**WHAT TO DO**
Copy every line of the records below where the word "Richard" occurs.

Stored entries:
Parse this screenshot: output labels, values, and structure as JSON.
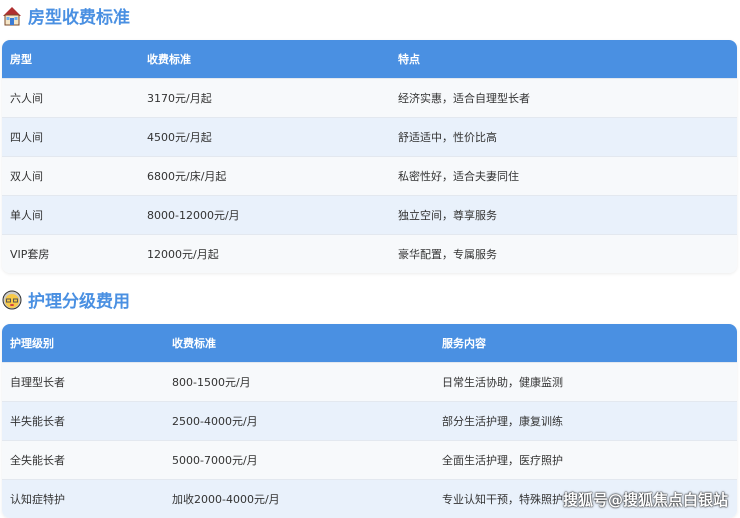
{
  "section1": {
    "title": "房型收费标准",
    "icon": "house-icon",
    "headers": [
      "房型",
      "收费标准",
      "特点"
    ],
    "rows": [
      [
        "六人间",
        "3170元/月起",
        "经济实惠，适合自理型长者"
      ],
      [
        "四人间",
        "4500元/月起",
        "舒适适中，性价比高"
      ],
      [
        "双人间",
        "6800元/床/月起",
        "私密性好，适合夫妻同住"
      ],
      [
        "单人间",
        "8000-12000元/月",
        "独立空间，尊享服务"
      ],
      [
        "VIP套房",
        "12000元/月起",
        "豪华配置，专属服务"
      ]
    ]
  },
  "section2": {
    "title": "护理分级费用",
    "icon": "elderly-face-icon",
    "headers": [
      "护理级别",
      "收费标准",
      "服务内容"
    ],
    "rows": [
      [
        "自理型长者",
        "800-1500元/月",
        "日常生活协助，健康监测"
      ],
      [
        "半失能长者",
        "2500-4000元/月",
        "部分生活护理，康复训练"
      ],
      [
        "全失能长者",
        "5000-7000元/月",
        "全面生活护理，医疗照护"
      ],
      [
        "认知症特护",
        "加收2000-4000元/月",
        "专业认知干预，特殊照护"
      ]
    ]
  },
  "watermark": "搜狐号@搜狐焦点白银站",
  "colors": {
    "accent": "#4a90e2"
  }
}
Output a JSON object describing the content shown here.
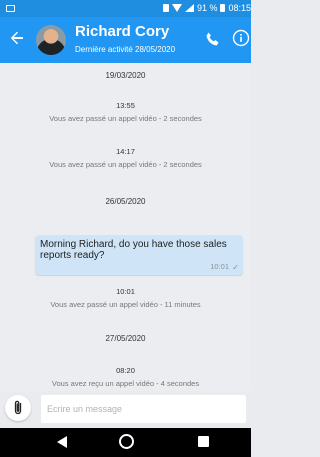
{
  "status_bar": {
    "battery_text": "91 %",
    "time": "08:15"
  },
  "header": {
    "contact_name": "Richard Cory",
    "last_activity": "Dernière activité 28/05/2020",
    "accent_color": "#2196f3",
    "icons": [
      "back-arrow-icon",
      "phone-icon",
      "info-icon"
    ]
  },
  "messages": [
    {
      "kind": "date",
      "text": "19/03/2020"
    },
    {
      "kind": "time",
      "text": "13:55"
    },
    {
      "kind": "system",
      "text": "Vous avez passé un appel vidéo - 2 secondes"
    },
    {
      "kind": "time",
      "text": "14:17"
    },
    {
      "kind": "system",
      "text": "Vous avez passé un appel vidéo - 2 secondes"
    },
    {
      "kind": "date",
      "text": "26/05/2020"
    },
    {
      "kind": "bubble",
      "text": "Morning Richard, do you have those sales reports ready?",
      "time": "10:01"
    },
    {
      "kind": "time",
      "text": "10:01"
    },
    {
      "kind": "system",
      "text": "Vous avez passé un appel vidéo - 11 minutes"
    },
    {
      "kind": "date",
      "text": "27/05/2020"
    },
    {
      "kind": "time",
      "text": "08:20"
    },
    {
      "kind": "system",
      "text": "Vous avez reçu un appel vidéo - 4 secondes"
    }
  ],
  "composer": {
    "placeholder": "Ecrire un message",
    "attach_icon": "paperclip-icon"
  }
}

**ANSWER TO THE TASK**
    "contact_name": "Richard Cory",
      "text": "Morning Richard, do you have those sales reports ready?",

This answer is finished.